_Task statement_
In the items from the line that contains "text: 131. 诉讼时效期间的分类：" through the line that contains "text: ，仲裁时效期间从当事人 bbox=[385, 377, 541, 394]", replace "工伤认定" with "工伤确认". Give back only those lines, with everything else unchanged.

--- begin Material provided ---

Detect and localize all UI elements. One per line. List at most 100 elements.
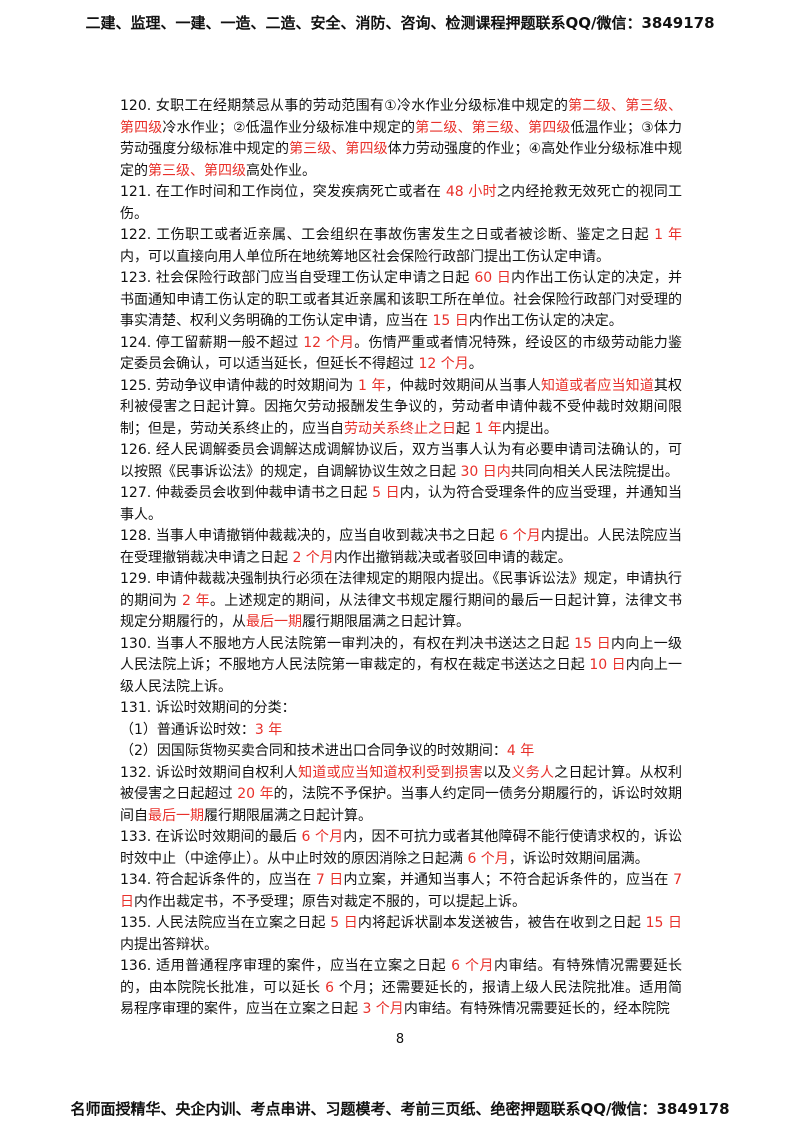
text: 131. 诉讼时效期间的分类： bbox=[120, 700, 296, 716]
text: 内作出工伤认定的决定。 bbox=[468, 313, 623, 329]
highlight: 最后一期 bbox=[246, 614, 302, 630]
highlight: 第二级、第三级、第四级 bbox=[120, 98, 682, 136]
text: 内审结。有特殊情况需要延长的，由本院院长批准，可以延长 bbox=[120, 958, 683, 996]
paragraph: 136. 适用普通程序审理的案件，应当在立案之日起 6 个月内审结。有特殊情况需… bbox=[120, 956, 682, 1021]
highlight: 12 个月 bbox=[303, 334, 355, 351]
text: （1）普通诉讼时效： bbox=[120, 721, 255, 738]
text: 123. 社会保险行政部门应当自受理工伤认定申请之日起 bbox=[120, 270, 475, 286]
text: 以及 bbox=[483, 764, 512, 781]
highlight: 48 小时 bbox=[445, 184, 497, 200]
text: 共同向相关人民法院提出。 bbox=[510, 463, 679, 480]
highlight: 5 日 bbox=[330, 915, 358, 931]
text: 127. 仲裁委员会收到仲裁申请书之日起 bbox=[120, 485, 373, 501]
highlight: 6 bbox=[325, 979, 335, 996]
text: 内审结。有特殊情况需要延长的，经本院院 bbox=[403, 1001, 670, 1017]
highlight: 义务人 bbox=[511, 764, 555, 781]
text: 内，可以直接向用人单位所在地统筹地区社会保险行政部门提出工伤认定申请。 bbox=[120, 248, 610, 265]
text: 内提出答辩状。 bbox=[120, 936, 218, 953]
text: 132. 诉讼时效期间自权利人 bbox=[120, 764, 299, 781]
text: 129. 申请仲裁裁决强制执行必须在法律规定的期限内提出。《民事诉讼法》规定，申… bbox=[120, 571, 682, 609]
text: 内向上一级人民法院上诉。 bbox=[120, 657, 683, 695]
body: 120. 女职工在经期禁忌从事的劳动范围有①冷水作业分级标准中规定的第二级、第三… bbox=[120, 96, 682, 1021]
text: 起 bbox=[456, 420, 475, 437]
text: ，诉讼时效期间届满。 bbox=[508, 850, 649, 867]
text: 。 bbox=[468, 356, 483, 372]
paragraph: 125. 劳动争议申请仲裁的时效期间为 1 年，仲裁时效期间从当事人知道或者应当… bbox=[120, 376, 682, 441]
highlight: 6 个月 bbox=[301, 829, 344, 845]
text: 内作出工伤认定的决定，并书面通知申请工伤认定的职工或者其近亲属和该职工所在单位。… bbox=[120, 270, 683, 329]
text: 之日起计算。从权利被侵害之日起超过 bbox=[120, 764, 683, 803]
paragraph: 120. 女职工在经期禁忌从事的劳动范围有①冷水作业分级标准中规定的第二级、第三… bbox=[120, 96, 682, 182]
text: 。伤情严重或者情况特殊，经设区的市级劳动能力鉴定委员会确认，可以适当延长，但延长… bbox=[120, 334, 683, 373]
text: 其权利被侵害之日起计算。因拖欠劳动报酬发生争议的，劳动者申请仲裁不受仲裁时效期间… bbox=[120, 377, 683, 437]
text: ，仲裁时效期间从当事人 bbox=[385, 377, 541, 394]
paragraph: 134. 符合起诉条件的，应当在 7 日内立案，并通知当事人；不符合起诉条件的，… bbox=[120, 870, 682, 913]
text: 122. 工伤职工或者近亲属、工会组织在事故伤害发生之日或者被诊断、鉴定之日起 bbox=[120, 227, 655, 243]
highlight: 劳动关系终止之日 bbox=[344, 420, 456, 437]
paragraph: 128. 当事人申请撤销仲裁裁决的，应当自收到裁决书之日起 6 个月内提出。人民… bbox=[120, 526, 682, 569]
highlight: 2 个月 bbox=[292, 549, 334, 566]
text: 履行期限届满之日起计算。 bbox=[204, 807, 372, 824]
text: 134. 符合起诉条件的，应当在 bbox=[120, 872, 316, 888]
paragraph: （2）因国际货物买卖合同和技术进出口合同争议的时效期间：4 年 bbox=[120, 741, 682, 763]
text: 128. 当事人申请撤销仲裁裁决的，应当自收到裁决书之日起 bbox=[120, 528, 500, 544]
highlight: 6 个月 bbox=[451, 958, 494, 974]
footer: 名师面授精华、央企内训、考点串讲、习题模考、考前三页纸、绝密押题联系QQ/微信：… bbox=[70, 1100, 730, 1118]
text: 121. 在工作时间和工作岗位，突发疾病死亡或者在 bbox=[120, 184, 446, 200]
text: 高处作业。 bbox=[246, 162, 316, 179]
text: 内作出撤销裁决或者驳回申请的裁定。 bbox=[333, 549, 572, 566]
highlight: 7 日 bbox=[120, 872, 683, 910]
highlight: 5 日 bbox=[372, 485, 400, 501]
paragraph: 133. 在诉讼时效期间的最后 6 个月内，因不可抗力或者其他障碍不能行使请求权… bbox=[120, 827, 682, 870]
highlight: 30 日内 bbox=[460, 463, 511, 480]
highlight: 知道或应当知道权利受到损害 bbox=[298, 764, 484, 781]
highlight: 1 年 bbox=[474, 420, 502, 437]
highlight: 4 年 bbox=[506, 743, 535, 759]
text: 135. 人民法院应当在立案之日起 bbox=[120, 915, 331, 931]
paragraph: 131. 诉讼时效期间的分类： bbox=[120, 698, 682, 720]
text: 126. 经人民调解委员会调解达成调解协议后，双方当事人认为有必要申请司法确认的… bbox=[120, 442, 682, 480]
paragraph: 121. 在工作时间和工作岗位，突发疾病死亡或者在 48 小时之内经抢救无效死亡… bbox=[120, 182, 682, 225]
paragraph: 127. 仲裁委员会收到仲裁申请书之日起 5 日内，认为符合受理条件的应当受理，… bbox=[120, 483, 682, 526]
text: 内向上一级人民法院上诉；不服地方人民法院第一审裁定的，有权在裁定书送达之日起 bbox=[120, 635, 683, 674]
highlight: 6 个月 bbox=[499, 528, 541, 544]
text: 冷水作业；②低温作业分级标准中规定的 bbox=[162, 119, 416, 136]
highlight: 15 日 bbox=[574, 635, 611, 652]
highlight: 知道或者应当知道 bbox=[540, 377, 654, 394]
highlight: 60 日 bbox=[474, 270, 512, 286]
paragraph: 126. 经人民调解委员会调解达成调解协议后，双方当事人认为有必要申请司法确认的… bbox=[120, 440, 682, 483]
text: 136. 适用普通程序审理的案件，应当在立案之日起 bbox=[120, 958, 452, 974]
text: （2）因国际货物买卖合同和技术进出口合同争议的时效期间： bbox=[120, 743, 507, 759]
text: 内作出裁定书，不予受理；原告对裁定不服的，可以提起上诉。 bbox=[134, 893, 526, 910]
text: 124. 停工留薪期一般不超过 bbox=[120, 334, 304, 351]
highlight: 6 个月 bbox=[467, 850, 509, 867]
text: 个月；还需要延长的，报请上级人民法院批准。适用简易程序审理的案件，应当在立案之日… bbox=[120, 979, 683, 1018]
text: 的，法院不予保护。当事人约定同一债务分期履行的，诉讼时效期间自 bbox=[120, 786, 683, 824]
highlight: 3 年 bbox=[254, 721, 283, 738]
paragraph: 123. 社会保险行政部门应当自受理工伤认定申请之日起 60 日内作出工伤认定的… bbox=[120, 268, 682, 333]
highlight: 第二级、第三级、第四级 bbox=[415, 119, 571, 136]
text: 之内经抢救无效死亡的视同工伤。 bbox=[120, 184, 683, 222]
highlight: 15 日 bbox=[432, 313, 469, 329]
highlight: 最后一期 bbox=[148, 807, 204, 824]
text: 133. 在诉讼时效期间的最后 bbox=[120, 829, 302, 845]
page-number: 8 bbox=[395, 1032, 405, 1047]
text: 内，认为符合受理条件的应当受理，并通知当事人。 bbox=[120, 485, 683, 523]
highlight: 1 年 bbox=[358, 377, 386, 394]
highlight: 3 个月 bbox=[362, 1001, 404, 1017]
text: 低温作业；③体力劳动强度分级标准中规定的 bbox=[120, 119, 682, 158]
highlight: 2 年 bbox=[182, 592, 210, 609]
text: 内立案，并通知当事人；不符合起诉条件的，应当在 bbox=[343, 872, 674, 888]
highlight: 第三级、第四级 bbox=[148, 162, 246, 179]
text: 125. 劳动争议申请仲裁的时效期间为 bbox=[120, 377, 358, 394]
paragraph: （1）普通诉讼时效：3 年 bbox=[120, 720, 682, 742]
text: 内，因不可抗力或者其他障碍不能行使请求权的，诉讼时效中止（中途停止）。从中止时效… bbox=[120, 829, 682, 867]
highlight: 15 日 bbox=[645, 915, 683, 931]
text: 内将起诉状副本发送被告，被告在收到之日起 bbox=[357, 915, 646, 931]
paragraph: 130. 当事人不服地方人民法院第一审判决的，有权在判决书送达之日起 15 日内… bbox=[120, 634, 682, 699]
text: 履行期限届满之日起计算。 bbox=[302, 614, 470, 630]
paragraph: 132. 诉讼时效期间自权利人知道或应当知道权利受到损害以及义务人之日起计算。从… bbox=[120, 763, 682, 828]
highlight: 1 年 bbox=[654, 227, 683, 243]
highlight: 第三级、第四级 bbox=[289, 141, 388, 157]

--- end Material provided ---

_Written solution_
text: 131. 诉讼时效期间的分类： bbox=[120, 700, 296, 716]
text: 内作出工伤确认的决定。 bbox=[468, 313, 623, 329]
highlight: 最后一期 bbox=[246, 614, 302, 630]
highlight: 第二级、第三级、第四级 bbox=[120, 98, 682, 136]
text: 内审结。有特殊情况需要延长的，由本院院长批准，可以延长 bbox=[120, 958, 683, 996]
paragraph: 136. 适用普通程序审理的案件，应当在立案之日起 6 个月内审结。有特殊情况需… bbox=[120, 956, 682, 1021]
highlight: 12 个月 bbox=[303, 334, 355, 351]
text: （1）普通诉讼时效： bbox=[120, 721, 255, 738]
text: 123. 社会保险行政部门应当自受理工伤确认申请之日起 bbox=[120, 270, 475, 286]
text: 以及 bbox=[483, 764, 512, 781]
highlight: 48 小时 bbox=[445, 184, 497, 200]
text: 共同向相关人民法院提出。 bbox=[510, 463, 679, 480]
highlight: 5 日 bbox=[330, 915, 358, 931]
text: 127. 仲裁委员会收到仲裁申请书之日起 bbox=[120, 485, 373, 501]
highlight: 6 bbox=[325, 979, 335, 996]
text: 内审结。有特殊情况需要延长的，经本院院 bbox=[403, 1001, 670, 1017]
highlight: 义务人 bbox=[511, 764, 555, 781]
text: 内，可以直接向用人单位所在地统筹地区社会保险行政部门提出工伤确认申请。 bbox=[120, 248, 610, 265]
text: 内提出答辩状。 bbox=[120, 936, 218, 953]
text: 132. 诉讼时效期间自权利人 bbox=[120, 764, 299, 781]
text: 129. 申请仲裁裁决强制执行必须在法律规定的期限内提出。《民事诉讼法》规定，申… bbox=[120, 571, 682, 609]
text: 内向上一级人民法院上诉。 bbox=[120, 657, 683, 695]
body: 120. 女职工在经期禁忌从事的劳动范围有①冷水作业分级标准中规定的第二级、第三… bbox=[120, 96, 682, 1021]
text: 起 bbox=[456, 420, 475, 437]
text: ，诉讼时效期间届满。 bbox=[508, 850, 649, 867]
text: 。 bbox=[468, 356, 483, 372]
paragraph: 125. 劳动争议申请仲裁的时效期间为 1 年，仲裁时效期间从当事人知道或者应当… bbox=[120, 376, 682, 441]
highlight: 6 个月 bbox=[301, 829, 344, 845]
text: 内作出工伤确认的决定，并书面通知申请工伤确认的职工或者其近亲属和该职工所在单位。… bbox=[120, 270, 683, 329]
text: 之日起计算。从权利被侵害之日起超过 bbox=[120, 764, 683, 803]
paragraph: 120. 女职工在经期禁忌从事的劳动范围有①冷水作业分级标准中规定的第二级、第三… bbox=[120, 96, 682, 182]
text: 。伤情严重或者情况特殊，经设区的市级劳动能力鉴定委员会确认，可以适当延长，但延长… bbox=[120, 334, 683, 373]
text: 其权利被侵害之日起计算。因拖欠劳动报酬发生争议的，劳动者申请仲裁不受仲裁时效期间… bbox=[120, 377, 683, 437]
text: ，仲裁时效期间从当事人 bbox=[385, 377, 541, 394]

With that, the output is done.